Work required :: Copy out every one of the following lines word for word, without changing anything.
──────────────────────────────
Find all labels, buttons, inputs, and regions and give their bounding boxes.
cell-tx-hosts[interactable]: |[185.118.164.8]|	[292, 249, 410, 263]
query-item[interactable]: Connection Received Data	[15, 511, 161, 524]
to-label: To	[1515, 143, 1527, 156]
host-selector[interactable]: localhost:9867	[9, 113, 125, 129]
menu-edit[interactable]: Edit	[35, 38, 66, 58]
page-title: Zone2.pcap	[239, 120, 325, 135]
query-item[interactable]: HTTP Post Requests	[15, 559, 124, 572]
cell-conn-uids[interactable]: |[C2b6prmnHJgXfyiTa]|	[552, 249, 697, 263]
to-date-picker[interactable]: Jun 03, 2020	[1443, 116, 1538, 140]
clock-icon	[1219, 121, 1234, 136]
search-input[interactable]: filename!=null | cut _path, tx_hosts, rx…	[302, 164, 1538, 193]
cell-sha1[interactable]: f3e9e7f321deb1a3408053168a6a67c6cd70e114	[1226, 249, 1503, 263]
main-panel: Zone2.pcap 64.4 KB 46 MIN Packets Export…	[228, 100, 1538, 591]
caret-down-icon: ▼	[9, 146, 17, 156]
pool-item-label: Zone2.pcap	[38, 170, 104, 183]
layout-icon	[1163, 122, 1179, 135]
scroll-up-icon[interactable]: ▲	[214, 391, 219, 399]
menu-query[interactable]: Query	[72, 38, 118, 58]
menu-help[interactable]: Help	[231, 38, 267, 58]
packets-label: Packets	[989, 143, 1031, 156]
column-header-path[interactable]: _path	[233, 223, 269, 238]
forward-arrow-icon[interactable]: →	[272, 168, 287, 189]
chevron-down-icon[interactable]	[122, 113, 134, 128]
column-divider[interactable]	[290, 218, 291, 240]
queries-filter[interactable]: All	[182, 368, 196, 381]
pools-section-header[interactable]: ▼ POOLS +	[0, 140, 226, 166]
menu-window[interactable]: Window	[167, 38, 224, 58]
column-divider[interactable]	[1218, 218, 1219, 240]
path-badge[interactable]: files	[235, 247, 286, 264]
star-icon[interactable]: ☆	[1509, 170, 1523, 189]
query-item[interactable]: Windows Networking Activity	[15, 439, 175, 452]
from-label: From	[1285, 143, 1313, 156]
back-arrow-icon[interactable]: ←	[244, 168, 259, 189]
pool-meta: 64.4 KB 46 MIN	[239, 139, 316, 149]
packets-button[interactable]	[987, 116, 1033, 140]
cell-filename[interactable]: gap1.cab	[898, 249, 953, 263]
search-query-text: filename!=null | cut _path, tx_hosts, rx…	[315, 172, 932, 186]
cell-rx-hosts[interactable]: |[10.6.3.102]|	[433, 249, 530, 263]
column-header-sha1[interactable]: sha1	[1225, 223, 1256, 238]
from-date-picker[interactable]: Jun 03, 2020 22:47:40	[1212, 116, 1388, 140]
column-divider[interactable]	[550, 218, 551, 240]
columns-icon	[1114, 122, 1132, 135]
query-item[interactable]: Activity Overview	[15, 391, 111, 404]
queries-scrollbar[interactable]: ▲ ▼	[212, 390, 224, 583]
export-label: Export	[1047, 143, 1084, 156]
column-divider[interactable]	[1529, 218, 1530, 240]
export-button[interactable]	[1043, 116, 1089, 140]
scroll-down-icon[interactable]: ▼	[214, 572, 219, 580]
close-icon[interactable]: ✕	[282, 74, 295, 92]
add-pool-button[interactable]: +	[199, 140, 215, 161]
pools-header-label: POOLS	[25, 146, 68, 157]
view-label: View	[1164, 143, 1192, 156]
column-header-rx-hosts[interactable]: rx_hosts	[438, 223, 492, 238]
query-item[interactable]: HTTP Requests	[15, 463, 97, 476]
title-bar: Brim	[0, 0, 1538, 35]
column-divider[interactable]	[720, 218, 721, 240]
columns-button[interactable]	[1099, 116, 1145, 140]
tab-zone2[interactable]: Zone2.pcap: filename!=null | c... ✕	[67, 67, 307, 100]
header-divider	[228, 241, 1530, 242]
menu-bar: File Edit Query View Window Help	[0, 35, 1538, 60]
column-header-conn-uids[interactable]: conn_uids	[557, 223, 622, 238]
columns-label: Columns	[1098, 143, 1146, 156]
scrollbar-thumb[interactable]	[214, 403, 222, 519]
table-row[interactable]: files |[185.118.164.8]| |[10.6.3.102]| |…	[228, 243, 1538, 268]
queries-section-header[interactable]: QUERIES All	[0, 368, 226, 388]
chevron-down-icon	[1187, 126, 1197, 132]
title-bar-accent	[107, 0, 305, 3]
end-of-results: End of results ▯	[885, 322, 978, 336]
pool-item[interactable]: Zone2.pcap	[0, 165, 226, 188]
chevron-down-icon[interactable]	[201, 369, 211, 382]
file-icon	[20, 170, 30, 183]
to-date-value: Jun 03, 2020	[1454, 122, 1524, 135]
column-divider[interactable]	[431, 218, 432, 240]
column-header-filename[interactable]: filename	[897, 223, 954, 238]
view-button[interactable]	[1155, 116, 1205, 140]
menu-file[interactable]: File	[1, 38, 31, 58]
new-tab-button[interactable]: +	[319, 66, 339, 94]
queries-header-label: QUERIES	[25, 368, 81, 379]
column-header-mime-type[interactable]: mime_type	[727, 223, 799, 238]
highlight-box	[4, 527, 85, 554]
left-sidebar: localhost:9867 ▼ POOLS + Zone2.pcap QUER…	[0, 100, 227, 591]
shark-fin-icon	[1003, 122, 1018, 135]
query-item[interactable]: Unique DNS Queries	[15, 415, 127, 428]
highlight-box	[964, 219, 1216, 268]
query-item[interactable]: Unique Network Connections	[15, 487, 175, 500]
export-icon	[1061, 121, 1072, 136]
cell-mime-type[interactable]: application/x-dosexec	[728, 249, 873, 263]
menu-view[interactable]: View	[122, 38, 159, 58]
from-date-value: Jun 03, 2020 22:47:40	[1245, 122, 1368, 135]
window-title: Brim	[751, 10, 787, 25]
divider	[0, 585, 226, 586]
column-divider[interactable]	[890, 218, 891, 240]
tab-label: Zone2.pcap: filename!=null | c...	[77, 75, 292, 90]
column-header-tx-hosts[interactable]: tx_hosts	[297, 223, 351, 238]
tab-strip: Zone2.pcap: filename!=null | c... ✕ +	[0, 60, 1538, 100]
──────────────────────────────
Reply to the task ::
Find all labels, buttons, inputs, and regions and give their bounding boxes.
cell-tx-hosts[interactable]: |[185.118.164.8]|	[292, 249, 410, 263]
query-item[interactable]: Connection Received Data	[15, 511, 161, 524]
to-label: To	[1515, 143, 1527, 156]
host-selector[interactable]: localhost:9867	[9, 113, 125, 129]
menu-edit[interactable]: Edit	[35, 38, 66, 58]
page-title: Zone2.pcap	[239, 120, 325, 135]
query-item[interactable]: HTTP Post Requests	[15, 559, 124, 572]
cell-conn-uids[interactable]: |[C2b6prmnHJgXfyiTa]|	[552, 249, 697, 263]
to-date-picker[interactable]: Jun 03, 2020	[1443, 116, 1538, 140]
clock-icon	[1219, 121, 1234, 136]
search-input[interactable]: filename!=null | cut _path, tx_hosts, rx…	[302, 164, 1538, 193]
cell-sha1[interactable]: f3e9e7f321deb1a3408053168a6a67c6cd70e114	[1226, 249, 1503, 263]
main-panel: Zone2.pcap 64.4 KB 46 MIN Packets Export…	[228, 100, 1538, 591]
caret-down-icon: ▼	[9, 146, 17, 156]
pool-item-label: Zone2.pcap	[38, 170, 104, 183]
layout-icon	[1163, 122, 1179, 135]
scroll-up-icon[interactable]: ▲	[214, 391, 219, 399]
menu-query[interactable]: Query	[72, 38, 118, 58]
menu-help[interactable]: Help	[231, 38, 267, 58]
packets-label: Packets	[989, 143, 1031, 156]
column-header-path[interactable]: _path	[233, 223, 269, 238]
forward-arrow-icon[interactable]: →	[272, 168, 287, 189]
chevron-down-icon[interactable]	[122, 113, 134, 128]
column-divider[interactable]	[290, 218, 291, 240]
queries-filter[interactable]: All	[182, 368, 196, 381]
pools-section-header[interactable]: ▼ POOLS +	[0, 140, 226, 166]
menu-window[interactable]: Window	[167, 38, 224, 58]
column-divider[interactable]	[1218, 218, 1219, 240]
path-badge[interactable]: files	[235, 247, 286, 264]
star-icon[interactable]: ☆	[1509, 170, 1523, 189]
query-item[interactable]: Windows Networking Activity	[15, 439, 175, 452]
from-label: From	[1285, 143, 1313, 156]
back-arrow-icon[interactable]: ←	[244, 168, 259, 189]
pool-meta: 64.4 KB 46 MIN	[239, 139, 316, 149]
packets-button[interactable]	[987, 116, 1033, 140]
cell-filename[interactable]: gap1.cab	[898, 249, 953, 263]
search-query-text: filename!=null | cut _path, tx_hosts, rx…	[315, 172, 932, 186]
cell-rx-hosts[interactable]: |[10.6.3.102]|	[433, 249, 530, 263]
column-header-sha1[interactable]: sha1	[1225, 223, 1256, 238]
from-date-picker[interactable]: Jun 03, 2020 22:47:40	[1212, 116, 1388, 140]
column-divider[interactable]	[550, 218, 551, 240]
columns-icon	[1114, 122, 1132, 135]
query-item[interactable]: Activity Overview	[15, 391, 111, 404]
queries-scrollbar[interactable]: ▲ ▼	[212, 390, 224, 583]
export-label: Export	[1047, 143, 1084, 156]
column-divider[interactable]	[1529, 218, 1530, 240]
export-button[interactable]	[1043, 116, 1089, 140]
scroll-down-icon[interactable]: ▼	[214, 572, 219, 580]
close-icon[interactable]: ✕	[282, 74, 295, 92]
add-pool-button[interactable]: +	[199, 140, 215, 161]
pools-header-label: POOLS	[25, 146, 68, 157]
view-label: View	[1164, 143, 1192, 156]
column-header-rx-hosts[interactable]: rx_hosts	[438, 223, 492, 238]
query-item[interactable]: HTTP Requests	[15, 463, 97, 476]
title-bar: Brim	[0, 0, 1538, 35]
column-divider[interactable]	[720, 218, 721, 240]
columns-button[interactable]	[1099, 116, 1145, 140]
tab-zone2[interactable]: Zone2.pcap: filename!=null | c... ✕	[67, 67, 307, 100]
header-divider	[228, 241, 1530, 242]
menu-bar: File Edit Query View Window Help	[0, 35, 1538, 60]
column-header-conn-uids[interactable]: conn_uids	[557, 223, 622, 238]
columns-label: Columns	[1098, 143, 1146, 156]
scrollbar-thumb[interactable]	[214, 403, 222, 519]
table-row[interactable]: files |[185.118.164.8]| |[10.6.3.102]| |…	[228, 243, 1538, 268]
queries-section-header[interactable]: QUERIES All	[0, 368, 226, 388]
chevron-down-icon	[1187, 126, 1197, 132]
title-bar-accent	[107, 0, 305, 3]
end-of-results: End of results ▯	[885, 322, 978, 336]
pool-item[interactable]: Zone2.pcap	[0, 165, 226, 188]
chevron-down-icon[interactable]	[201, 369, 211, 382]
file-icon	[20, 170, 30, 183]
to-date-value: Jun 03, 2020	[1454, 122, 1524, 135]
column-divider[interactable]	[431, 218, 432, 240]
column-header-filename[interactable]: filename	[897, 223, 954, 238]
view-button[interactable]	[1155, 116, 1205, 140]
menu-file[interactable]: File	[1, 38, 31, 58]
new-tab-button[interactable]: +	[319, 66, 339, 94]
queries-header-label: QUERIES	[25, 368, 81, 379]
column-header-mime-type[interactable]: mime_type	[727, 223, 799, 238]
highlight-box	[4, 527, 85, 554]
left-sidebar: localhost:9867 ▼ POOLS + Zone2.pcap QUER…	[0, 100, 227, 591]
shark-fin-icon	[1003, 122, 1018, 135]
query-item[interactable]: Unique DNS Queries	[15, 415, 127, 428]
highlight-box	[964, 219, 1216, 268]
query-item[interactable]: Unique Network Connections	[15, 487, 175, 500]
export-icon	[1061, 121, 1072, 136]
cell-mime-type[interactable]: application/x-dosexec	[728, 249, 873, 263]
menu-view[interactable]: View	[122, 38, 159, 58]
from-date-value: Jun 03, 2020 22:47:40	[1245, 122, 1368, 135]
window-title: Brim	[751, 10, 787, 25]
divider	[0, 585, 226, 586]
column-divider[interactable]	[890, 218, 891, 240]
tab-label: Zone2.pcap: filename!=null | c...	[77, 75, 292, 90]
column-header-tx-hosts[interactable]: tx_hosts	[297, 223, 351, 238]
tab-strip: Zone2.pcap: filename!=null | c... ✕ +	[0, 60, 1538, 100]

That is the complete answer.